● 抜粋本文:

感染を伴わない創傷の治療において、現在は湿潤療法が基本で、消毒液ではなく水で洗浄し、乾燥しないように創傷被覆材(ドレッシング材)で保護する。
▶午前23
高齢者の転倒による骨折が最も多い部位はどれか。
- 頭蓋骨
- 肩甲骨
- 肋骨
- 尾骨
- 大腿骨
⑤ 大腿骨
加齢や運動低下に伴う骨密度の減少により、高齢者では転倒時に骨盤と関節を作っている大腿骨頸部の骨折が多くみられる。
▶午前24
左心室から全身に血液を送り出す血管はどれか。
- 冠状動脈
- 下大静脈
- 肺動脈
- 肺静脈
- 大動脈
⑤ 大動脈
左心室は大動脈を通じて全身に血液を送り、大静脈を通じて右心房に至る(体循環)。右心房から右心室に送り出された血液は、肺動脈を通じて肺に送られ、肺静脈を通じて左心房に至る(肺循環)。
▶午前25
徒手筋力テストの判定基準は[ ]段階である。
[ ]に入るのはどれか。

● 提供資料:
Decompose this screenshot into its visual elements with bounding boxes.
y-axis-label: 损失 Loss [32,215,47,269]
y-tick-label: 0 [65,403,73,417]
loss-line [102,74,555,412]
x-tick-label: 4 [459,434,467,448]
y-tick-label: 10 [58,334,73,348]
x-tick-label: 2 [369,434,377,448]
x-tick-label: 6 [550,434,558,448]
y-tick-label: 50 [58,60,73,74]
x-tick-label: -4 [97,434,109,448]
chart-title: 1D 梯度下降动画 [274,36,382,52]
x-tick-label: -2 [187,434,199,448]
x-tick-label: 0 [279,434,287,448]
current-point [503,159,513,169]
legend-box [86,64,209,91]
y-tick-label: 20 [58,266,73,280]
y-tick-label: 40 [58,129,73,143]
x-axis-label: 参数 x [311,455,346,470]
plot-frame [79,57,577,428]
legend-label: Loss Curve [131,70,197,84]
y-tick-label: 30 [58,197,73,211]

● 練習問題:
(a) 抜粋本文に基づいて、次の問いに答えなさい。
(i) 感染を伴わない創傷は、消毒液ではなく何で洗浄するか。
(ii) 高齢者が転倒したときに骨折が多くみられるのは、大腿骨のどの部分か。
(iii) 右心室から送り出された血液は、どの血管を通じて肺に送られるか。
(b) 抜粋本文の「左心室は大動脈を通じて」で始まる段落を、体循環と肺循環に分けて箇条書きに書き直しなさい。
(c) 医療の問題と解説から成る抜粋本文を、最後の文の後から書き継ぎなさい。

● 解答:
(a)
(i) 水
(ii) 大腿骨頸部
(iii) 肺動脈

(b)
- 体循環:左心室 → 大動脈 → 全身 → 大静脈 → 右心房
- 肺循環:右心房 → 右心室 → 肺動脈 → 肺 → 肺静脈 → 左心房

(c)
- 2
- 3
- 4
- 5
- 6
⑤ 6
徒手筋力テスト(MMT)は、検査者が手を使って患者の筋力を判定する方法で、筋収縮が全くない0から、強い抵抗を加えても完全に可動域全体を動かせる5までの、6段階で評価される。
資料 厚生労働省「第100回保健師国家試験、第97回助産師国家試験、第103回看護師国家試験及び第103回看護師国家試験(追加試験)の問題および正答について」
注 当ページに掲載する解説は、看護師国家試験を解く上での理解しやすさを重視しているため、本来はより専門的・学術的な説明や議論がある部分を一部省略しています。正確な情報を掲載するように努めていますが、特に医療・看護行為や疾病、薬剤等の説明において、その正確性を保証するものではありませんので、学習以外での使用はお控え下さい。